(Source data)
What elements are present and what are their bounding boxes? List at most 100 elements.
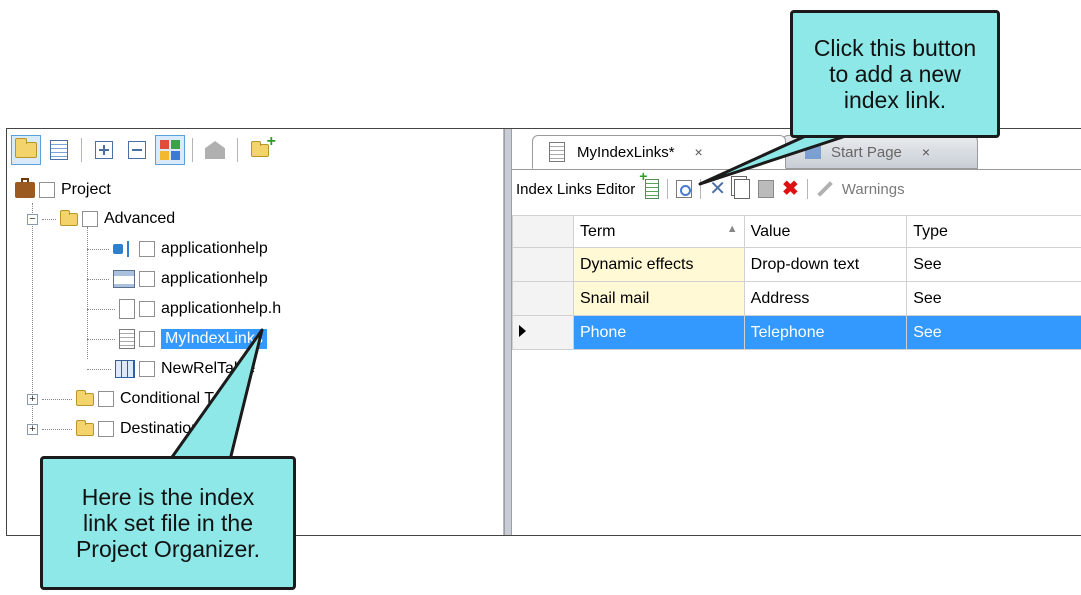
folder-view-button[interactable] (11, 135, 41, 165)
index-links-grid: Term ▲ Value Type Dynamic effects Drop-do… (512, 215, 1081, 350)
tree-item-label: Destinations (120, 420, 209, 437)
value-cell[interactable]: Drop-down text (743, 247, 908, 282)
collapse-all-icon (128, 141, 146, 159)
table-row[interactable]: Snail mail Address See (512, 281, 1081, 316)
tree-item-applicationhelp-flow[interactable]: applicationhelp (87, 236, 268, 262)
checkbox[interactable] (98, 421, 114, 437)
table-row[interactable]: Dynamic effects Drop-down text See (512, 247, 1081, 282)
row-header[interactable] (512, 247, 574, 282)
term-cell[interactable]: Phone (572, 315, 745, 350)
toolbar-separator (667, 179, 669, 199)
sort-ascending-icon: ▲ (726, 222, 738, 235)
editor-pane: Start Page × MyIndexLinks* × Index Links… (512, 129, 1081, 535)
checkbox[interactable] (139, 361, 155, 377)
grid-header-row: Term ▲ Value Type (512, 215, 1081, 248)
tree-connector (87, 368, 111, 370)
folder-icon (15, 138, 37, 158)
pane-splitter[interactable] (504, 129, 512, 535)
cut-icon[interactable]: ✕ (709, 179, 726, 199)
expand-icon[interactable]: + (27, 423, 38, 435)
tree-item-applicationhelp-h[interactable]: applicationhelp.h (87, 296, 281, 322)
tree-item-conditional-text[interactable]: + Conditional Text (27, 386, 234, 412)
term-cell[interactable]: Dynamic effects (572, 247, 745, 282)
editor-toolbar: Index Links Editor ✕ ✖ Warnings (516, 168, 905, 203)
checkbox[interactable] (139, 301, 155, 317)
new-folder-icon (251, 133, 276, 157)
list-view-button[interactable] (44, 135, 74, 165)
table-row-selected[interactable]: Phone Telephone See (512, 315, 1081, 350)
callout-line: Click this button (813, 35, 977, 61)
open-folder-icon (60, 209, 78, 226)
delete-icon[interactable]: ✖ (782, 179, 799, 199)
new-folder-button[interactable] (245, 133, 276, 165)
relationship-table-icon (115, 360, 135, 378)
close-icon[interactable]: × (695, 144, 703, 160)
warnings-button[interactable]: Warnings (842, 181, 905, 198)
index-link-set-icon (549, 142, 565, 162)
type-cell[interactable]: See (906, 281, 1081, 316)
tab-label: MyIndexLinks* (577, 143, 675, 161)
properties-icon[interactable] (676, 180, 693, 198)
tree-connector (87, 338, 115, 340)
column-header-type[interactable]: Type (906, 215, 1081, 248)
folder-icon (76, 419, 94, 436)
checkbox[interactable] (139, 331, 155, 347)
list-view-icon (50, 140, 68, 160)
row-header[interactable] (512, 315, 574, 350)
close-icon[interactable]: × (922, 144, 930, 160)
add-index-link-button[interactable] (639, 168, 660, 199)
tab-label: Start Page (831, 143, 902, 161)
header-file-icon (119, 299, 135, 319)
checkbox[interactable] (39, 182, 55, 198)
value-cell[interactable]: Address (743, 281, 908, 316)
callout-line: link set file in the (82, 510, 254, 536)
type-cell[interactable]: See (906, 247, 1081, 282)
collapse-all-button[interactable] (122, 135, 152, 165)
toolbar-separator (81, 138, 82, 162)
tree-item-label: NewRelTable (161, 360, 256, 377)
row-header-corner (512, 215, 574, 248)
tree-connector (87, 308, 115, 310)
frameset-icon (113, 270, 135, 288)
tree-item-advanced[interactable]: − Advanced (27, 206, 175, 232)
color-grid-icon (160, 140, 180, 160)
expand-all-button[interactable] (89, 135, 119, 165)
tree-item-applicationhelp-frameset[interactable]: applicationhelp (87, 266, 268, 292)
tree-item-label: Advanced (104, 210, 176, 227)
paste-icon[interactable] (758, 180, 774, 198)
top-callout: Click this button to add a new index lin… (790, 10, 1000, 138)
tree-item-project[interactable]: Project (15, 177, 111, 203)
row-header[interactable] (512, 281, 574, 316)
tree-connector (42, 218, 56, 220)
tab-myindexlinks[interactable]: MyIndexLinks* × (532, 135, 786, 169)
checkbox[interactable] (139, 271, 155, 287)
tree-item-label: applicationhelp.h (161, 300, 282, 317)
toolbar-separator (700, 179, 702, 199)
callout-line: Here is the index (81, 484, 255, 510)
disabled-action-icon (205, 141, 225, 159)
collapse-icon[interactable]: − (27, 213, 38, 225)
column-header-value[interactable]: Value (743, 215, 908, 248)
tree-item-label: Conditional Text (120, 390, 234, 407)
expand-all-icon (95, 141, 113, 159)
disabled-action-button[interactable] (200, 135, 230, 165)
editor-title: Index Links Editor (516, 180, 636, 198)
color-view-button[interactable] (155, 135, 185, 165)
checkbox[interactable] (139, 241, 155, 257)
term-cell[interactable]: Snail mail (572, 281, 745, 316)
toolbar-separator (237, 138, 238, 162)
column-header-term[interactable]: Term ▲ (572, 215, 745, 248)
tree-item-myindexlinks[interactable]: MyIndexLinks (87, 326, 267, 352)
expand-icon[interactable]: + (27, 393, 38, 405)
tab-start-page[interactable]: Start Page × (782, 135, 978, 169)
checkbox[interactable] (98, 391, 114, 407)
warnings-icon (816, 181, 833, 197)
tree-item-newreltable[interactable]: NewRelTable (87, 356, 255, 382)
value-cell[interactable]: Telephone (743, 315, 908, 350)
checkbox[interactable] (82, 211, 98, 227)
tree-connector (87, 278, 109, 280)
copy-icon[interactable] (734, 179, 750, 199)
tree-item-destinations[interactable]: + Destinations (27, 416, 208, 442)
tree-connector (87, 248, 109, 250)
type-cell[interactable]: See (906, 315, 1081, 350)
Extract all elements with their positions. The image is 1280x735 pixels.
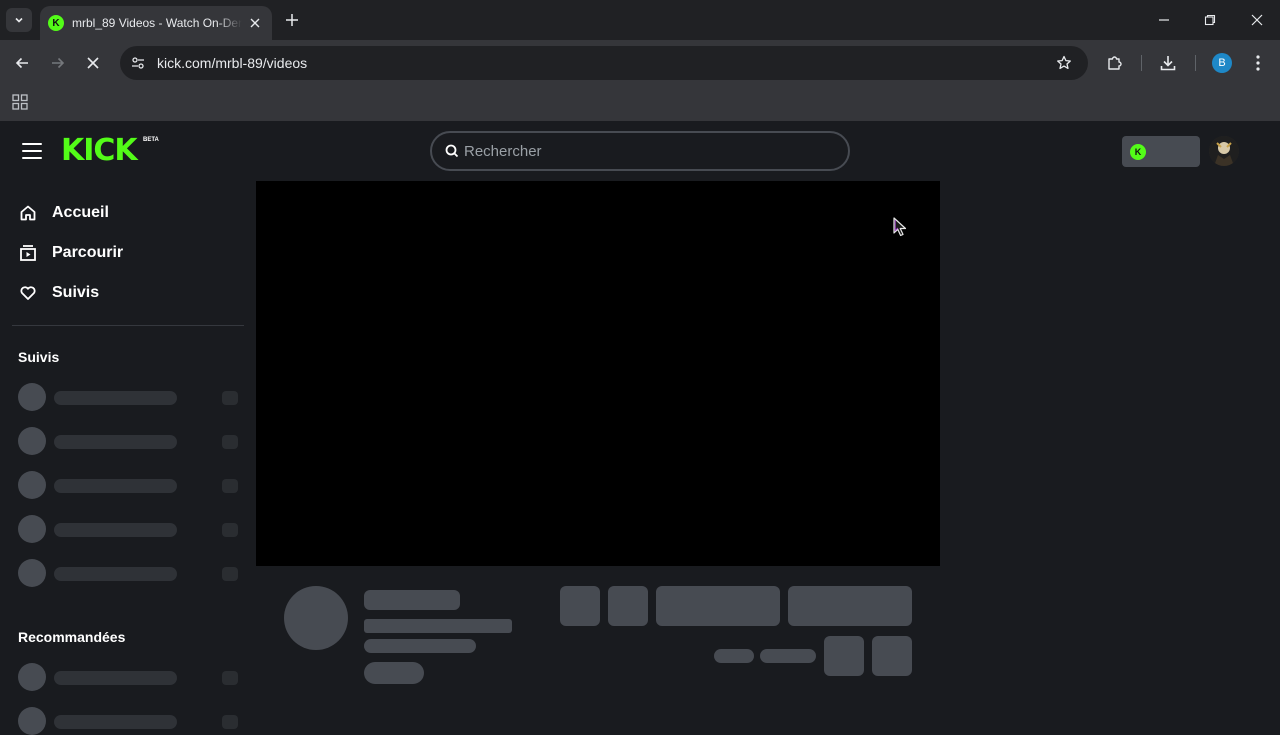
action-button-skeleton xyxy=(560,586,600,626)
following-skeleton-item xyxy=(18,383,238,411)
minimize-icon xyxy=(1159,19,1169,21)
browser-tab-bar: K mrbl_89 Videos - Watch On-Demand xyxy=(0,0,1280,40)
icon-button-skeleton xyxy=(872,636,912,676)
profile-avatar[interactable]: B xyxy=(1212,53,1232,73)
close-window-button[interactable] xyxy=(1245,8,1269,32)
close-icon xyxy=(87,57,99,69)
sidebar-divider xyxy=(12,325,244,326)
bookmarks-bar xyxy=(0,86,1280,121)
nav-label: Parcourir xyxy=(52,244,124,261)
following-skeleton-item xyxy=(18,515,238,543)
forward-button[interactable] xyxy=(46,51,70,75)
search-placeholder: Rechercher xyxy=(464,143,542,160)
beta-badge: BETA xyxy=(143,137,159,143)
minimize-button[interactable] xyxy=(1152,8,1176,32)
back-button[interactable] xyxy=(10,51,34,75)
search-input[interactable]: Rechercher xyxy=(430,131,850,171)
recommended-skeleton-item xyxy=(18,707,238,735)
nav-item-following[interactable]: Suivis xyxy=(18,281,99,305)
tab-search-button[interactable] xyxy=(6,8,32,32)
extensions-button[interactable] xyxy=(1103,51,1127,75)
nav-label: Suivis xyxy=(52,284,100,301)
stat-skeleton xyxy=(714,649,754,663)
apps-button[interactable] xyxy=(11,93,29,111)
kick-logo[interactable]: KICK BETA xyxy=(61,136,159,166)
following-skeleton-item xyxy=(18,559,238,587)
puzzle-icon xyxy=(1108,56,1122,70)
kick-favicon-icon: K xyxy=(48,15,64,31)
recommended-heading: Recommandées xyxy=(18,629,126,645)
browser-toolbar: kick.com/mrbl-89/videos B xyxy=(0,40,1280,86)
stat-skeleton xyxy=(760,649,816,663)
sidebar: Accueil Parcourir Suivis Suivis Recomman… xyxy=(0,181,256,735)
arrow-right-icon xyxy=(52,57,65,69)
nav-item-browse[interactable]: Parcourir xyxy=(18,241,123,265)
close-icon xyxy=(250,18,260,28)
user-avatar[interactable] xyxy=(1209,136,1239,166)
nav-label: Accueil xyxy=(52,204,109,221)
tab-title: mrbl_89 Videos - Watch On-Demand xyxy=(72,16,242,30)
hamburger-menu-button[interactable] xyxy=(22,142,42,160)
following-heading: Suivis xyxy=(18,349,60,365)
action-button-skeleton xyxy=(788,586,912,626)
apps-grid-icon xyxy=(12,94,28,110)
restore-button[interactable] xyxy=(1198,8,1222,32)
browser-menu-button[interactable] xyxy=(1246,51,1270,75)
channel-name-skeleton xyxy=(364,590,460,610)
search-icon xyxy=(445,144,459,158)
heart-icon xyxy=(18,283,38,303)
downloads-button[interactable] xyxy=(1156,51,1180,75)
more-vertical-icon xyxy=(1256,55,1260,71)
mouse-cursor-icon xyxy=(893,217,907,237)
recommended-skeleton-item xyxy=(18,663,238,691)
site-header: KICK BETA Rechercher K xyxy=(0,121,1280,181)
chevron-down-icon xyxy=(15,17,23,23)
kick-coin-icon: K xyxy=(1130,144,1146,160)
browse-icon xyxy=(18,243,38,263)
following-skeleton-item xyxy=(18,427,238,455)
stop-loading-button[interactable] xyxy=(81,51,105,75)
home-icon xyxy=(18,203,38,223)
url-text: kick.com/mrbl-89/videos xyxy=(157,55,308,71)
video-player[interactable] xyxy=(256,181,940,566)
following-skeleton-item xyxy=(18,471,238,499)
star-icon xyxy=(1057,55,1071,70)
address-bar[interactable]: kick.com/mrbl-89/videos xyxy=(120,46,1088,80)
channel-tag-skeleton xyxy=(364,662,424,684)
channel-subtitle-skeleton xyxy=(364,639,476,653)
bookmark-star-button[interactable] xyxy=(1054,53,1074,73)
tab-close-button[interactable] xyxy=(246,14,264,32)
header-action-button[interactable]: K xyxy=(1122,136,1200,167)
action-button-skeleton xyxy=(608,586,648,626)
site-info-icon[interactable] xyxy=(128,53,148,73)
icon-button-skeleton xyxy=(824,636,864,676)
arrow-left-icon xyxy=(15,57,28,69)
action-button-skeleton xyxy=(656,586,780,626)
download-icon xyxy=(1160,56,1176,71)
avatar-image xyxy=(1209,136,1239,166)
close-icon xyxy=(1251,14,1263,26)
channel-avatar-skeleton xyxy=(284,586,348,650)
browser-tab[interactable]: K mrbl_89 Videos - Watch On-Demand xyxy=(40,6,272,40)
channel-title-skeleton xyxy=(364,619,512,633)
restore-icon xyxy=(1204,14,1216,26)
plus-icon xyxy=(286,14,298,26)
new-tab-button[interactable] xyxy=(282,10,302,30)
nav-item-home[interactable]: Accueil xyxy=(18,201,109,225)
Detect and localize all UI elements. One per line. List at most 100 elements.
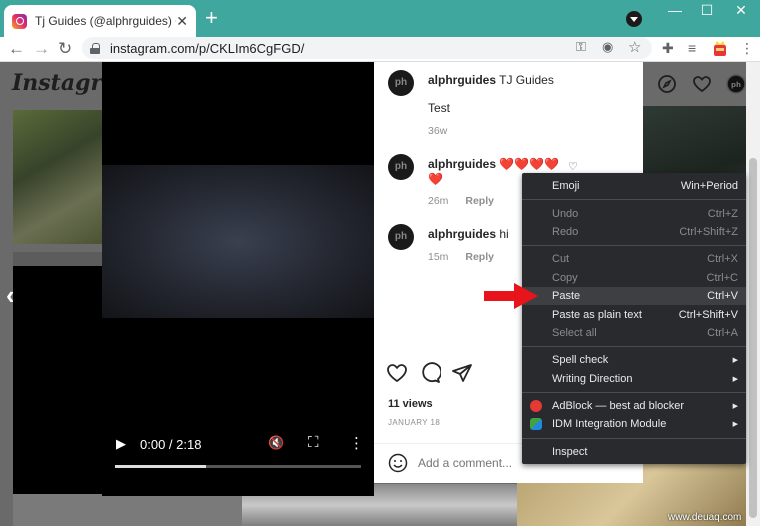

● **GIVEN INSTRUCTION**
Transcribe the lines of the material above without any changes, starting at the line that contains "action-button-skeleton xyxy=(560,586,600,626)" and ending at the line that contains "bookmarks-bar xyxy=(0,86,1280,121)", with both of those lines included.

● **SOLUTION TO THE EXERCISE**
action-button-skeleton xyxy=(560,586,600,626)
following-skeleton-item xyxy=(18,383,238,411)
minimize-icon xyxy=(1159,19,1169,21)
browser-tab-bar: K mrbl_89 Videos - Watch On-Demand xyxy=(0,0,1280,40)
icon-button-skeleton xyxy=(872,636,912,676)
profile-avatar[interactable]: B xyxy=(1212,53,1232,73)
close-window-button[interactable] xyxy=(1245,8,1269,32)
close-icon xyxy=(87,57,99,69)
sidebar-divider xyxy=(12,325,244,326)
bookmarks-bar xyxy=(0,86,1280,121)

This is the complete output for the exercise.